### To be done
Please pull out every line of the rows below that contains the string "pole".

### Exercise materials
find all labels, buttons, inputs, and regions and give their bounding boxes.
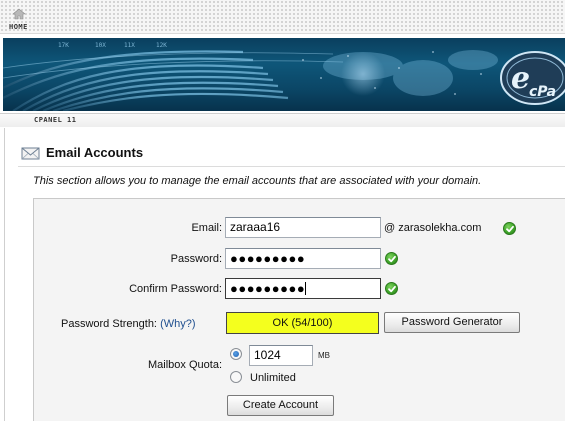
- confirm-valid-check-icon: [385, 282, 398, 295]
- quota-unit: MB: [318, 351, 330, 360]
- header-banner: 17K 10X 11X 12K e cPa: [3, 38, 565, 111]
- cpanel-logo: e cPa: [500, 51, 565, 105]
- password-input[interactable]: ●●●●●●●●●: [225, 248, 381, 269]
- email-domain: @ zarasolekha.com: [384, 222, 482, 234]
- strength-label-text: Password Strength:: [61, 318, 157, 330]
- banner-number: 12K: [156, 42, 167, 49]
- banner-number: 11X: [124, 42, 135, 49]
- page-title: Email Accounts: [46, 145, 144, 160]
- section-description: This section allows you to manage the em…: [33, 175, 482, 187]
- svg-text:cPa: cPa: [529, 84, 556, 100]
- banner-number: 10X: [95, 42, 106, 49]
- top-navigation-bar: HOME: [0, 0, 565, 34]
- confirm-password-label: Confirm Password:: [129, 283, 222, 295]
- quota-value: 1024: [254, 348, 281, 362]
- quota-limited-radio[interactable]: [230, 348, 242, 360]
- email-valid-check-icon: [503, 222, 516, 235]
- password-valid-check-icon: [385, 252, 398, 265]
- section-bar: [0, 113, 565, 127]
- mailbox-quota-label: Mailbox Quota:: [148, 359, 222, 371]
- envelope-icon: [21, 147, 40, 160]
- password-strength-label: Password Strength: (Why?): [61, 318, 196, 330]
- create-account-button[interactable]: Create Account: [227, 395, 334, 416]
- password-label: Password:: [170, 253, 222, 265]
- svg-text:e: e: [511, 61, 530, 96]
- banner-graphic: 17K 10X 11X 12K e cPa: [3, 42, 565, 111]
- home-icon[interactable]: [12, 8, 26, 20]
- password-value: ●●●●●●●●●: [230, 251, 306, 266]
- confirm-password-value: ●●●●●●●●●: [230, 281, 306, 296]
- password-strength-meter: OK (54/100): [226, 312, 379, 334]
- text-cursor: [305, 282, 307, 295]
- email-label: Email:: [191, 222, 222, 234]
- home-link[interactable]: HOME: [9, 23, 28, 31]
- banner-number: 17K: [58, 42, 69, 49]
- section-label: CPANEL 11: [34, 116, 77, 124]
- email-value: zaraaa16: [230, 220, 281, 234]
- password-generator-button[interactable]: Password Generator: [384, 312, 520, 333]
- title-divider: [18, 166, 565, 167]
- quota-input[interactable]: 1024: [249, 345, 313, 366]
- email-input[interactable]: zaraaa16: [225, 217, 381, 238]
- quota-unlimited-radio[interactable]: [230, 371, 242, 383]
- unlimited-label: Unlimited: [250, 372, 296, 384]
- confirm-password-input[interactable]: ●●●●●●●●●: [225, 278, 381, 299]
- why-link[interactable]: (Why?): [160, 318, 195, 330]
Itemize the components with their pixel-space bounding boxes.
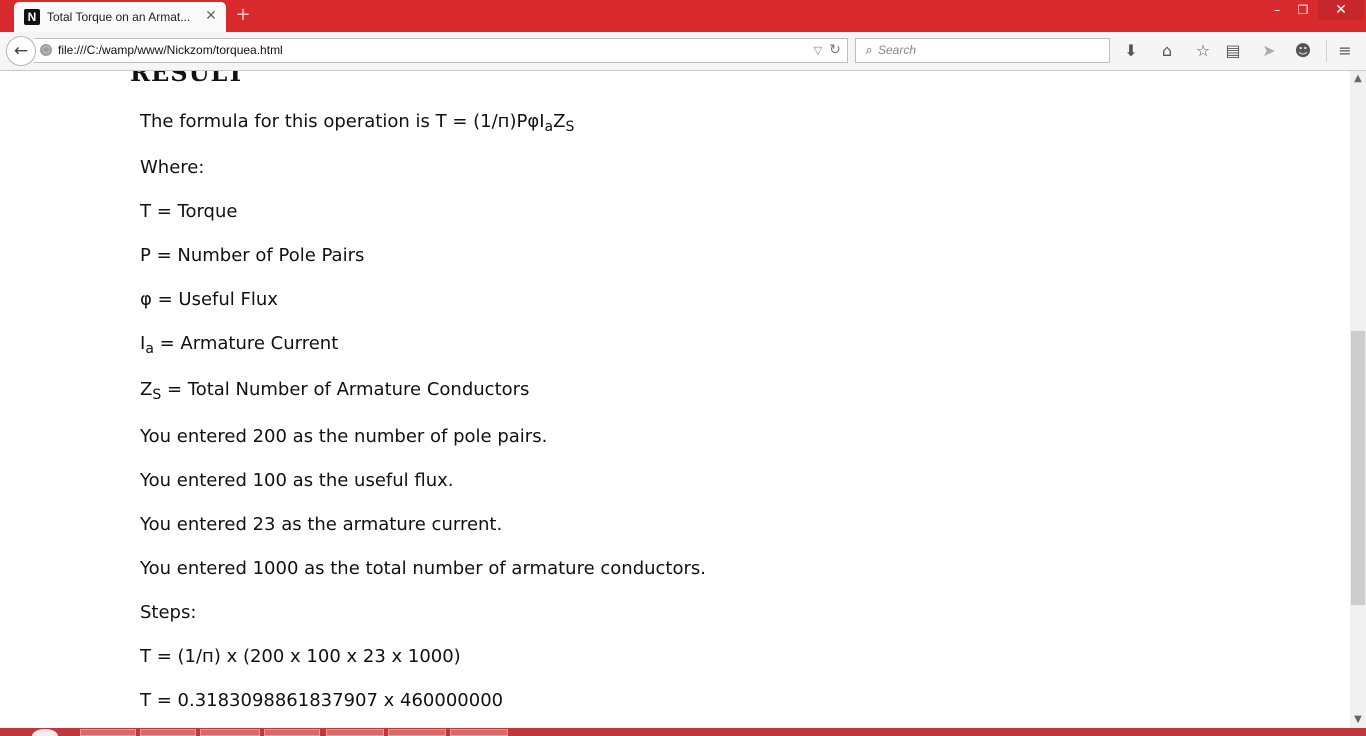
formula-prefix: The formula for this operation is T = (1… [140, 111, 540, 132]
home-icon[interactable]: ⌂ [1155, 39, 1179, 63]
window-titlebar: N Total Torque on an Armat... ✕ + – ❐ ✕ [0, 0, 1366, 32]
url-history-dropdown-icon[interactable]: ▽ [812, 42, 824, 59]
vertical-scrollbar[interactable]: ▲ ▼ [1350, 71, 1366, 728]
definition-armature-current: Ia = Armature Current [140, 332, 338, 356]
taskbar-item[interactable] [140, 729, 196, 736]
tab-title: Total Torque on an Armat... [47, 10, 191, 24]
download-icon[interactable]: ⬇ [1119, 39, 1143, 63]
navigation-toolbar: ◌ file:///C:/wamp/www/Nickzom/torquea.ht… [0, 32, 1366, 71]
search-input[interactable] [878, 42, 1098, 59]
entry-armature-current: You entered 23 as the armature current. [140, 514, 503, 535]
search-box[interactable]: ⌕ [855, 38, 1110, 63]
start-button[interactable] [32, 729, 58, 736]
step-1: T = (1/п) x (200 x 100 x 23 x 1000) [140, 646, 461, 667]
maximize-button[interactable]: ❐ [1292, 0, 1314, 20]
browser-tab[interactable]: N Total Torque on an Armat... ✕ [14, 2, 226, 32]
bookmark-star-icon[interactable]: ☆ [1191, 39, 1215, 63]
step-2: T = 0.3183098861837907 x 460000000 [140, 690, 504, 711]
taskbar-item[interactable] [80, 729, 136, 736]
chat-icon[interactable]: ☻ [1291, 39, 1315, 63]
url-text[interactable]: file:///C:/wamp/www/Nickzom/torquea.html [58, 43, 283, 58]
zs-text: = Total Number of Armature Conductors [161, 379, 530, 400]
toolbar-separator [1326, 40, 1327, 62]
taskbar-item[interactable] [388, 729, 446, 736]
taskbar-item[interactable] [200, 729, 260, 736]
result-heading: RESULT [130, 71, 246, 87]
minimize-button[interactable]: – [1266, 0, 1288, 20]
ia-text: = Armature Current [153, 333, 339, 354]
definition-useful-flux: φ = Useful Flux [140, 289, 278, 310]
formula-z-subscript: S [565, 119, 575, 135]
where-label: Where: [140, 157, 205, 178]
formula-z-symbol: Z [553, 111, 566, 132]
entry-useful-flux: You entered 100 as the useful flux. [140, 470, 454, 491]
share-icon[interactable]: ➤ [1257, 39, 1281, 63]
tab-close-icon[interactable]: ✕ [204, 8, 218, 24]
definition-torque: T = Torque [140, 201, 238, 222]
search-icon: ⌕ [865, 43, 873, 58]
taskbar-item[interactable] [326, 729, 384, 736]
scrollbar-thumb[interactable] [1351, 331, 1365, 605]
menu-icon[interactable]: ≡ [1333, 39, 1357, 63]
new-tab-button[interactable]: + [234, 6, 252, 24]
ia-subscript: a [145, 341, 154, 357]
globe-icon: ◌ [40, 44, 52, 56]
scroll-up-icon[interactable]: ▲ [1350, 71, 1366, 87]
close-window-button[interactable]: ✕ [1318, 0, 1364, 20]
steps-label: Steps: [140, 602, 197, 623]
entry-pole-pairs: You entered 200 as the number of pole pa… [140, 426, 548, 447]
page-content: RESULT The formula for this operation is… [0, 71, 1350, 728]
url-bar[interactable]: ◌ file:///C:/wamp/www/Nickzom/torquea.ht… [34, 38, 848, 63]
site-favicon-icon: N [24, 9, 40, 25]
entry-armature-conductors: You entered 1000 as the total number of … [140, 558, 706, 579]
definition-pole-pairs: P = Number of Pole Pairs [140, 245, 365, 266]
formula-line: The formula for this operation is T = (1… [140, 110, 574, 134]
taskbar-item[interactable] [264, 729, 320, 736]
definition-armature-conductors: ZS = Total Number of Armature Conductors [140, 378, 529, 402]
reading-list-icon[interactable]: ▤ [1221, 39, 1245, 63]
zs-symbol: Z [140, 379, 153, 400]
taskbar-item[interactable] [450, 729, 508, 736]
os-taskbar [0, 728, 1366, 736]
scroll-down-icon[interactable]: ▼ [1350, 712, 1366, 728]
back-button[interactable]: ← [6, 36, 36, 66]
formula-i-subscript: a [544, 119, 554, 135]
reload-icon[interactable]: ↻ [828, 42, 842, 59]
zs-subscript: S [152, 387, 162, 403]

### Worked solution
entry-pole-pairs: You entered 200 as the number of pole pa… [140, 426, 548, 447]
definition-pole-pairs: P = Number of Pole Pairs [140, 245, 365, 266]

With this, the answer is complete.